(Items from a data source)
----

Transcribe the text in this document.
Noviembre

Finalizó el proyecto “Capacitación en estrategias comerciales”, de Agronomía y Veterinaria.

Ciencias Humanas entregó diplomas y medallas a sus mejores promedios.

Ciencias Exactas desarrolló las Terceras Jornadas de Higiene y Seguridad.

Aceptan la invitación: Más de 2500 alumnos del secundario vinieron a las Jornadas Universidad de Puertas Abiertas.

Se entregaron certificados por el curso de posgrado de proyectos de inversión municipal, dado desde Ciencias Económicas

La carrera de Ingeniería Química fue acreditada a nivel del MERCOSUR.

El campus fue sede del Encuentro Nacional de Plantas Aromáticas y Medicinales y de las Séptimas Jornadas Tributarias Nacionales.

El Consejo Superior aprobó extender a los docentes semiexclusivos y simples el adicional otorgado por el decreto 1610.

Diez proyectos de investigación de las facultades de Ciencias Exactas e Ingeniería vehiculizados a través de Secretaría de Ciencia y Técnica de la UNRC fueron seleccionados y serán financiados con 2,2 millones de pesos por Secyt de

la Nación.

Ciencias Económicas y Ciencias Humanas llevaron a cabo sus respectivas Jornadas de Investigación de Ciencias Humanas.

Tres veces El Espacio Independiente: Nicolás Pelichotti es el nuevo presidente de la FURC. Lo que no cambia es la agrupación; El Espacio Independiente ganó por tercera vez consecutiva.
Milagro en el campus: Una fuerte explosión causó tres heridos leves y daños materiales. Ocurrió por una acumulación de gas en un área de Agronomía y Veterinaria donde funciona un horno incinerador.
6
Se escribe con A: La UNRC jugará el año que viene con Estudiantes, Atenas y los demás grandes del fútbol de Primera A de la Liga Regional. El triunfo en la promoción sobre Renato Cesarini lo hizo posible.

----

> **WORK TO DO**
Find the word "Ingeniería" in the material, then list each line that holds it.

> **OUTPUT FOR THIS TASK**
La carrera de Ingeniería Química fue acreditada a nivel del MERCOSUR.
Diez proyectos de investigación de las facultades de Ciencias Exactas e Ingeniería vehiculizados a través de Secretaría de Ciencia y Técnica de la UNRC fueron seleccionados y serán financiados con 2,2 millones de pesos por Secyt de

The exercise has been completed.